## Source records
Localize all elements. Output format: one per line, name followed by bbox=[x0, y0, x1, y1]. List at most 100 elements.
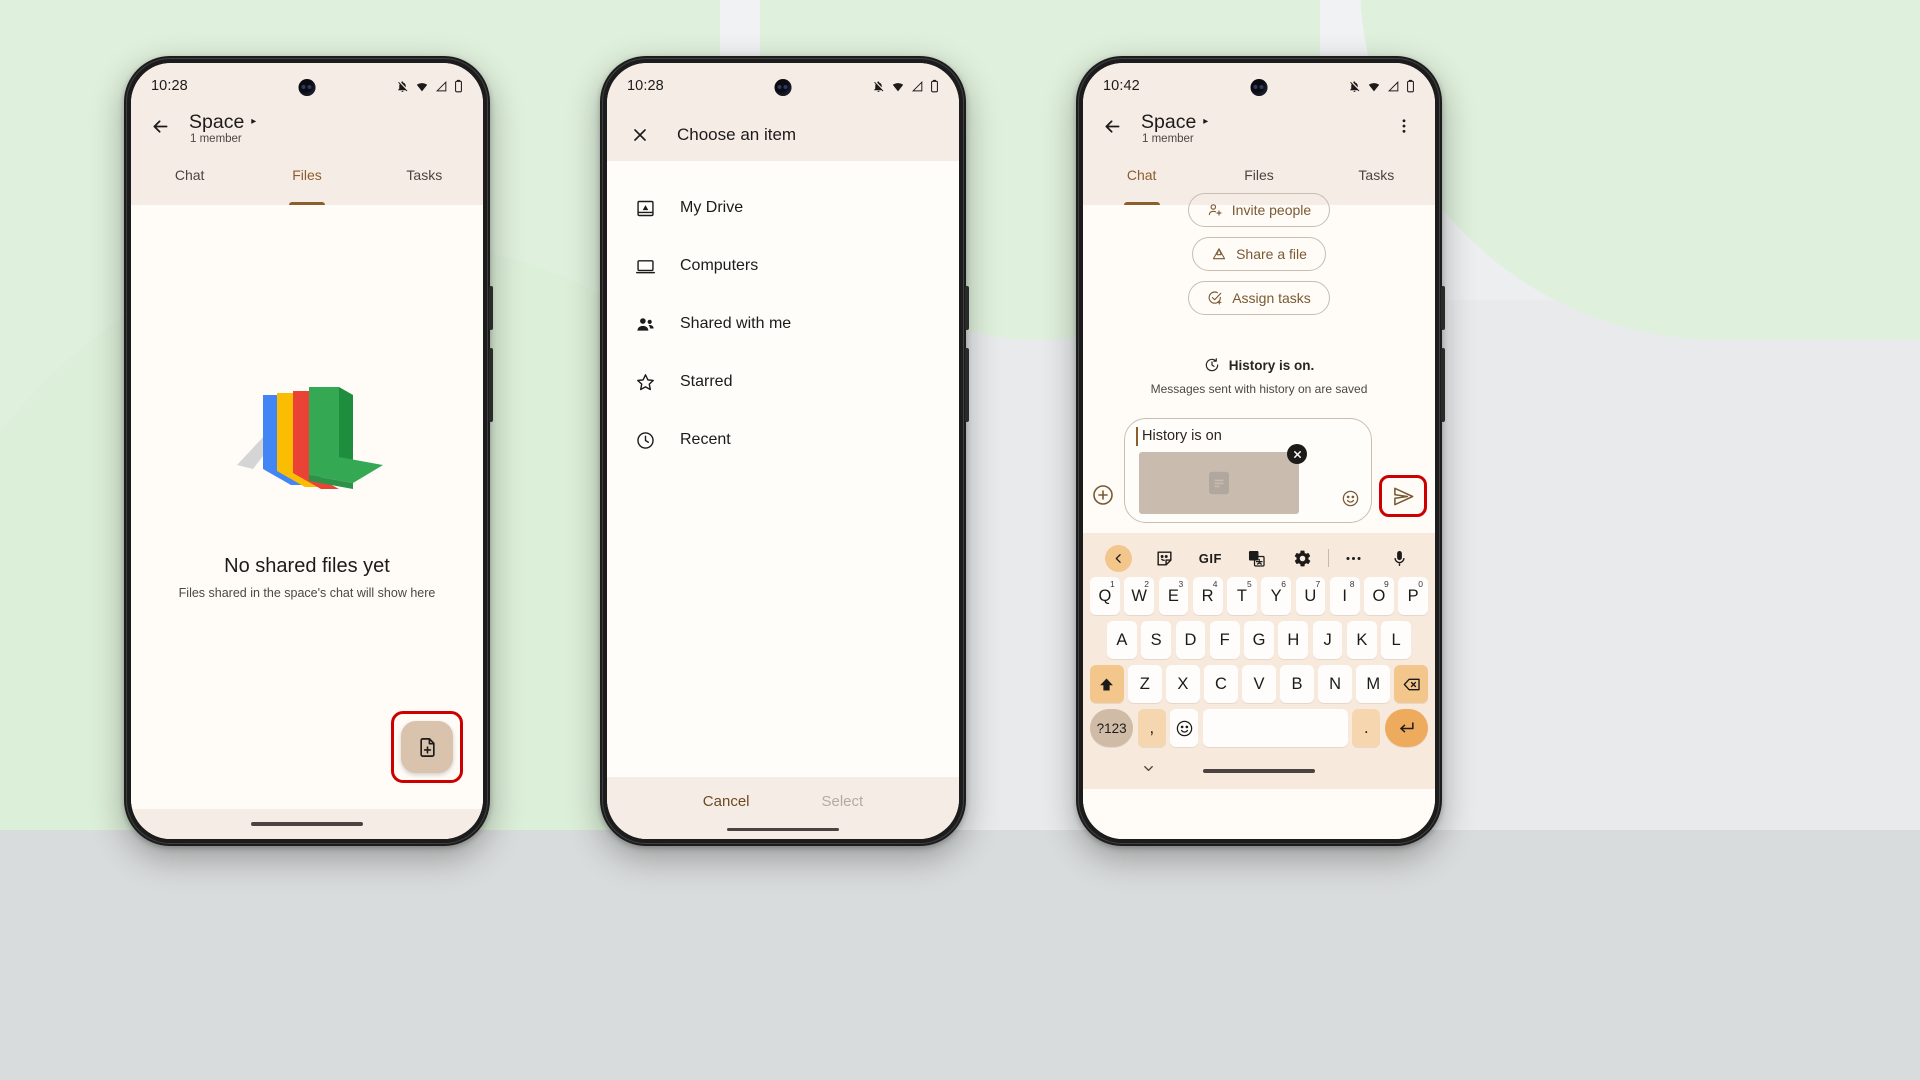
key-e[interactable]: 3E bbox=[1158, 577, 1189, 615]
key-c[interactable]: C bbox=[1204, 665, 1238, 703]
back-arrow-icon[interactable] bbox=[1097, 111, 1127, 141]
translate-icon[interactable]: G bbox=[1233, 549, 1279, 568]
list-item-my-drive[interactable]: My Drive bbox=[607, 179, 959, 237]
tab-label: Tasks bbox=[406, 167, 443, 183]
key-v[interactable]: V bbox=[1242, 665, 1276, 703]
key-o[interactable]: 9O bbox=[1364, 577, 1394, 615]
phone2-side-button-volume[interactable] bbox=[965, 348, 969, 422]
more-horizontal-icon[interactable] bbox=[1331, 549, 1377, 568]
backspace-key[interactable] bbox=[1394, 665, 1429, 703]
key-r[interactable]: 4R bbox=[1192, 577, 1223, 615]
key-label: L bbox=[1391, 630, 1401, 649]
back-arrow-icon[interactable] bbox=[145, 111, 175, 141]
key-l[interactable]: L bbox=[1381, 621, 1412, 659]
key-n[interactable]: N bbox=[1318, 665, 1352, 703]
sticker-icon[interactable] bbox=[1141, 549, 1187, 568]
chip-share-a-file[interactable]: Share a file bbox=[1192, 237, 1326, 271]
home-indicator[interactable] bbox=[727, 827, 839, 831]
key-x[interactable]: X bbox=[1166, 665, 1200, 703]
battery-icon bbox=[931, 79, 938, 93]
key-i[interactable]: 8I bbox=[1329, 577, 1360, 615]
key-g[interactable]: G bbox=[1244, 621, 1274, 659]
key-label: W bbox=[1131, 586, 1147, 605]
tab-tasks[interactable]: Tasks bbox=[1318, 165, 1435, 205]
list-item-label: Recent bbox=[680, 431, 731, 448]
key-num: 7 bbox=[1315, 579, 1321, 589]
tab-tasks[interactable]: Tasks bbox=[366, 165, 483, 205]
phone3-side-button-volume[interactable] bbox=[1441, 348, 1445, 422]
more-vert-icon[interactable] bbox=[1389, 111, 1419, 141]
task-add-icon bbox=[1208, 291, 1222, 305]
key-y[interactable]: 6Y bbox=[1261, 577, 1291, 615]
remove-attachment-button[interactable] bbox=[1287, 444, 1307, 464]
send-button[interactable] bbox=[1385, 481, 1421, 511]
attachment-thumbnail[interactable] bbox=[1139, 444, 1307, 514]
phone-1-files-empty: 10:28 Space ▸ 1 member Chat Files Tasks … bbox=[124, 56, 493, 846]
key-w[interactable]: 2W bbox=[1124, 577, 1154, 615]
key-d[interactable]: D bbox=[1175, 621, 1206, 659]
chip-invite-people[interactable]: Invite people bbox=[1187, 193, 1331, 227]
app-bar-titles[interactable]: Space ▸ 1 member bbox=[1141, 111, 1375, 146]
add-file-icon bbox=[419, 737, 435, 757]
key-t[interactable]: 5T bbox=[1227, 577, 1257, 615]
key-a[interactable]: A bbox=[1106, 621, 1137, 659]
phone2-side-button-power[interactable] bbox=[965, 286, 969, 330]
home-indicator[interactable] bbox=[1203, 769, 1315, 773]
key-f[interactable]: F bbox=[1209, 621, 1240, 659]
space-key[interactable] bbox=[1202, 709, 1348, 747]
comma-key[interactable]: , bbox=[1137, 709, 1166, 747]
list-item-starred[interactable]: Starred bbox=[607, 353, 959, 411]
keyboard-toolbar: GIF G bbox=[1087, 539, 1431, 577]
phone3-side-button-power[interactable] bbox=[1441, 286, 1445, 330]
key-label: V bbox=[1253, 674, 1265, 693]
add-circle-icon[interactable] bbox=[1091, 483, 1117, 509]
key-u[interactable]: 7U bbox=[1295, 577, 1326, 615]
phone1-side-button-power[interactable] bbox=[489, 286, 493, 330]
enter-key[interactable] bbox=[1384, 709, 1429, 747]
status-icons bbox=[1348, 79, 1415, 93]
add-file-fab[interactable] bbox=[401, 721, 453, 773]
key-z[interactable]: Z bbox=[1128, 665, 1162, 703]
tab-files[interactable]: Files bbox=[248, 165, 365, 205]
list-item-computers[interactable]: Computers bbox=[607, 237, 959, 295]
key-p[interactable]: 0P bbox=[1398, 577, 1428, 615]
key-label: N bbox=[1329, 674, 1342, 693]
phone1-side-button-volume[interactable] bbox=[489, 348, 493, 422]
chevron-right-icon: ▸ bbox=[251, 116, 257, 128]
mic-icon[interactable] bbox=[1377, 549, 1423, 568]
symbols-key[interactable]: ?123 bbox=[1090, 709, 1134, 747]
cancel-button[interactable]: Cancel bbox=[703, 793, 750, 810]
list-item-shared-with-me[interactable]: Shared with me bbox=[607, 295, 959, 353]
select-button[interactable]: Select bbox=[822, 793, 864, 810]
period-key[interactable]: . bbox=[1352, 709, 1381, 747]
drive-icon bbox=[637, 200, 654, 216]
key-num: 8 bbox=[1349, 579, 1355, 589]
key-num: 4 bbox=[1212, 579, 1218, 589]
gear-icon[interactable] bbox=[1280, 549, 1326, 568]
shift-key[interactable] bbox=[1089, 665, 1124, 703]
key-q[interactable]: 1Q bbox=[1090, 577, 1120, 615]
notifications-off-icon bbox=[398, 80, 408, 92]
tab-chat[interactable]: Chat bbox=[131, 165, 248, 205]
list-item-recent[interactable]: Recent bbox=[607, 411, 959, 469]
emoji-icon[interactable] bbox=[1341, 489, 1360, 513]
app-bar-titles[interactable]: Space ▸ 1 member bbox=[189, 111, 467, 146]
key-h[interactable]: H bbox=[1278, 621, 1309, 659]
compose-text[interactable]: History is on bbox=[1136, 427, 1359, 446]
phone-2-choose-item: 10:28 Choose an item My Drive Computers … bbox=[600, 56, 969, 846]
chevron-down-icon[interactable] bbox=[1141, 761, 1156, 781]
keyboard-back-button[interactable] bbox=[1095, 544, 1141, 572]
key-s[interactable]: S bbox=[1141, 621, 1172, 659]
chip-assign-tasks[interactable]: Assign tasks bbox=[1188, 281, 1330, 315]
close-icon[interactable] bbox=[625, 120, 655, 150]
keyboard-row-1: 1Q 2W 3E 4R 5T 6Y 7U 8I 9O 0P bbox=[1087, 577, 1431, 615]
key-m[interactable]: M bbox=[1356, 665, 1390, 703]
gif-button[interactable]: GIF bbox=[1187, 551, 1233, 566]
key-b[interactable]: B bbox=[1280, 665, 1314, 703]
key-k[interactable]: K bbox=[1346, 621, 1377, 659]
home-indicator[interactable] bbox=[251, 822, 363, 826]
emoji-key[interactable] bbox=[1170, 709, 1199, 747]
tab-chat[interactable]: Chat bbox=[1083, 165, 1200, 205]
key-j[interactable]: J bbox=[1312, 621, 1343, 659]
message-compose-box[interactable]: History is on bbox=[1124, 418, 1372, 523]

## Required work
Reproduce the lines of the items above from the line with "key-e[interactable]: 3E bbox=[1158, 577, 1189, 615]" to the line with "key-w[interactable]: 2W bbox=[1124, 577, 1154, 615]", changing "back-arrow-icon" to "arrow-back-icon" and leaving everything else unchanged.

## Output for this task
key-e[interactable]: 3E bbox=[1158, 577, 1189, 615]
key-c[interactable]: C bbox=[1204, 665, 1238, 703]
arrow-back-icon[interactable] bbox=[1097, 111, 1127, 141]
translate-icon[interactable]: G bbox=[1233, 549, 1279, 568]
list-item-my-drive[interactable]: My Drive bbox=[607, 179, 959, 237]
tab-label: Tasks bbox=[406, 167, 443, 183]
key-v[interactable]: V bbox=[1242, 665, 1276, 703]
key-o[interactable]: 9O bbox=[1364, 577, 1394, 615]
phone2-side-button-volume[interactable] bbox=[965, 348, 969, 422]
more-horizontal-icon[interactable] bbox=[1331, 549, 1377, 568]
backspace-key[interactable] bbox=[1394, 665, 1429, 703]
key-r[interactable]: 4R bbox=[1192, 577, 1223, 615]
key-label: L bbox=[1391, 630, 1401, 649]
arrow-back-icon[interactable] bbox=[145, 111, 175, 141]
key-l[interactable]: L bbox=[1381, 621, 1412, 659]
key-n[interactable]: N bbox=[1318, 665, 1352, 703]
sticker-icon[interactable] bbox=[1141, 549, 1187, 568]
chip-share-a-file[interactable]: Share a file bbox=[1192, 237, 1326, 271]
home-indicator[interactable] bbox=[727, 827, 839, 831]
key-x[interactable]: X bbox=[1166, 665, 1200, 703]
battery-icon bbox=[931, 79, 938, 93]
key-i[interactable]: 8I bbox=[1329, 577, 1360, 615]
key-g[interactable]: G bbox=[1244, 621, 1274, 659]
key-label: W bbox=[1131, 586, 1147, 605]
tab-tasks[interactable]: Tasks bbox=[1318, 165, 1435, 205]
list-item-label: Recent bbox=[680, 431, 731, 448]
key-num: 7 bbox=[1315, 579, 1321, 589]
tab-tasks[interactable]: Tasks bbox=[366, 165, 483, 205]
phone3-side-button-volume[interactable] bbox=[1441, 348, 1445, 422]
more-vert-icon[interactable] bbox=[1389, 111, 1419, 141]
task-add-icon bbox=[1208, 291, 1222, 305]
key-y[interactable]: 6Y bbox=[1261, 577, 1291, 615]
remove-attachment-button[interactable] bbox=[1287, 444, 1307, 464]
send-button[interactable] bbox=[1385, 481, 1421, 511]
attachment-thumbnail[interactable] bbox=[1139, 444, 1307, 514]
phone-1-files-empty: 10:28 Space ▸ 1 member Chat Files Tasks … bbox=[124, 56, 493, 846]
key-w[interactable]: 2W bbox=[1124, 577, 1154, 615]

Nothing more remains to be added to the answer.